**Request:**
Your job is to retype all of the data word for word, leaving every image out.

Entries with figure data:
------------

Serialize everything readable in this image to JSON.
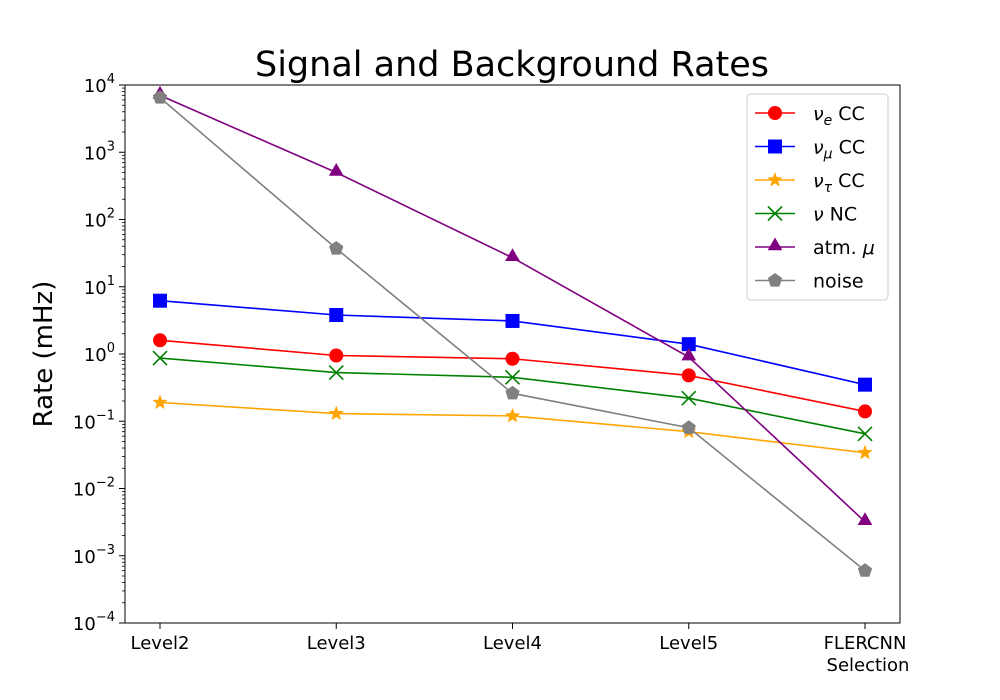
{
  "chart_data": {
    "type": "line",
    "title": "Signal and Background Rates",
    "xlabel": "",
    "ylabel": "Rate (mHz)",
    "yscale": "log",
    "ylim": [
      0.0001,
      10000
    ],
    "grid": false,
    "legend_position": "top-right",
    "categories": [
      "Level2",
      "Level3",
      "Level4",
      "Level5",
      "FLERCNN\nSelection"
    ],
    "y_tick_labels": [
      {
        "base": "10",
        "exp": "−4",
        "value": 0.0001
      },
      {
        "base": "10",
        "exp": "−3",
        "value": 0.001
      },
      {
        "base": "10",
        "exp": "−2",
        "value": 0.01
      },
      {
        "base": "10",
        "exp": "−1",
        "value": 0.1
      },
      {
        "base": "10",
        "exp": "0",
        "value": 1
      },
      {
        "base": "10",
        "exp": "1",
        "value": 10
      },
      {
        "base": "10",
        "exp": "2",
        "value": 100
      },
      {
        "base": "10",
        "exp": "3",
        "value": 1000
      },
      {
        "base": "10",
        "exp": "4",
        "value": 10000
      }
    ],
    "series": [
      {
        "name": "νe CC",
        "label_main": "ν",
        "label_sub": "e",
        "label_rest": " CC",
        "color": "#ff0000",
        "marker": "circle",
        "values": [
          1.6,
          0.95,
          0.85,
          0.48,
          0.14
        ]
      },
      {
        "name": "νμ CC",
        "label_main": "ν",
        "label_sub": "μ",
        "label_rest": " CC",
        "color": "#0000ff",
        "marker": "square",
        "values": [
          6.2,
          3.8,
          3.1,
          1.4,
          0.35
        ]
      },
      {
        "name": "ντ CC",
        "label_main": "ν",
        "label_sub": "τ",
        "label_rest": " CC",
        "color": "#ffa500",
        "marker": "star",
        "values": [
          0.19,
          0.13,
          0.12,
          0.07,
          0.034
        ]
      },
      {
        "name": "ν NC",
        "label_main": "ν",
        "label_sub": "",
        "label_rest": " NC",
        "color": "#008000",
        "marker": "x",
        "values": [
          0.87,
          0.53,
          0.45,
          0.22,
          0.065
        ]
      },
      {
        "name": "atm. μ",
        "label_main": "atm. ",
        "label_sub": "",
        "label_rest": "μ",
        "color": "#800080",
        "marker": "triangle",
        "values": [
          7000,
          500,
          27,
          0.9,
          0.0032
        ]
      },
      {
        "name": "noise",
        "label_main": "noise",
        "label_sub": "",
        "label_rest": "",
        "color": "#808080",
        "marker": "pentagon",
        "values": [
          6500,
          37,
          0.26,
          0.08,
          0.0006
        ]
      }
    ]
  }
}
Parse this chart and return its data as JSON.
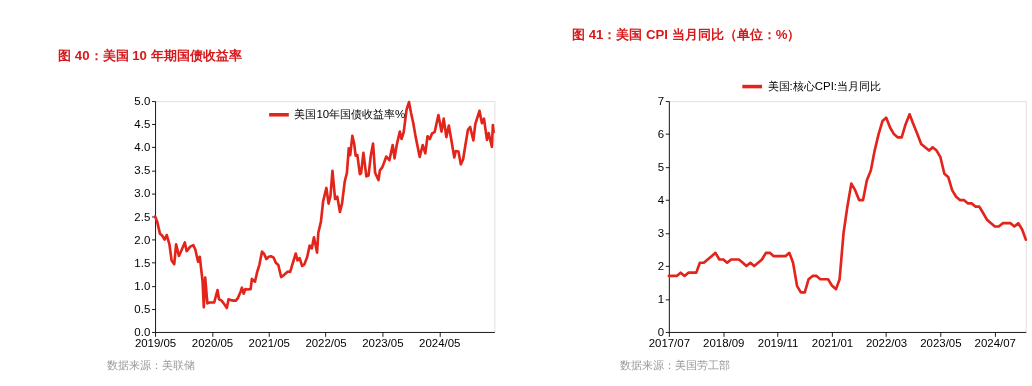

------------

**Response below:**
Serialize everything readable in this image to JSON.
{
  "chart_data": {
    "type": "line",
    "title": "Signal and Background Rates",
    "xlabel": "",
    "ylabel": "Rate (mHz)",
    "yscale": "log",
    "ylim": [
      0.0001,
      10000
    ],
    "grid": false,
    "legend_position": "top-right",
    "categories": [
      "Level2",
      "Level3",
      "Level4",
      "Level5",
      "FLERCNN\nSelection"
    ],
    "y_tick_labels": [
      {
        "base": "10",
        "exp": "−4",
        "value": 0.0001
      },
      {
        "base": "10",
        "exp": "−3",
        "value": 0.001
      },
      {
        "base": "10",
        "exp": "−2",
        "value": 0.01
      },
      {
        "base": "10",
        "exp": "−1",
        "value": 0.1
      },
      {
        "base": "10",
        "exp": "0",
        "value": 1
      },
      {
        "base": "10",
        "exp": "1",
        "value": 10
      },
      {
        "base": "10",
        "exp": "2",
        "value": 100
      },
      {
        "base": "10",
        "exp": "3",
        "value": 1000
      },
      {
        "base": "10",
        "exp": "4",
        "value": 10000
      }
    ],
    "series": [
      {
        "name": "νe CC",
        "label_main": "ν",
        "label_sub": "e",
        "label_rest": " CC",
        "color": "#ff0000",
        "marker": "circle",
        "values": [
          1.6,
          0.95,
          0.85,
          0.48,
          0.14
        ]
      },
      {
        "name": "νμ CC",
        "label_main": "ν",
        "label_sub": "μ",
        "label_rest": " CC",
        "color": "#0000ff",
        "marker": "square",
        "values": [
          6.2,
          3.8,
          3.1,
          1.4,
          0.35
        ]
      },
      {
        "name": "ντ CC",
        "label_main": "ν",
        "label_sub": "τ",
        "label_rest": " CC",
        "color": "#ffa500",
        "marker": "star",
        "values": [
          0.19,
          0.13,
          0.12,
          0.07,
          0.034
        ]
      },
      {
        "name": "ν NC",
        "label_main": "ν",
        "label_sub": "",
        "label_rest": " NC",
        "color": "#008000",
        "marker": "x",
        "values": [
          0.87,
          0.53,
          0.45,
          0.22,
          0.065
        ]
      },
      {
        "name": "atm. μ",
        "label_main": "atm. ",
        "label_sub": "",
        "label_rest": "μ",
        "color": "#800080",
        "marker": "triangle",
        "values": [
          7000,
          500,
          27,
          0.9,
          0.0032
        ]
      },
      {
        "name": "noise",
        "label_main": "noise",
        "label_sub": "",
        "label_rest": "",
        "color": "#808080",
        "marker": "pentagon",
        "values": [
          6500,
          37,
          0.26,
          0.08,
          0.0006
        ]
      }
    ]
  }
}
Parse this chart and return its data as JSON.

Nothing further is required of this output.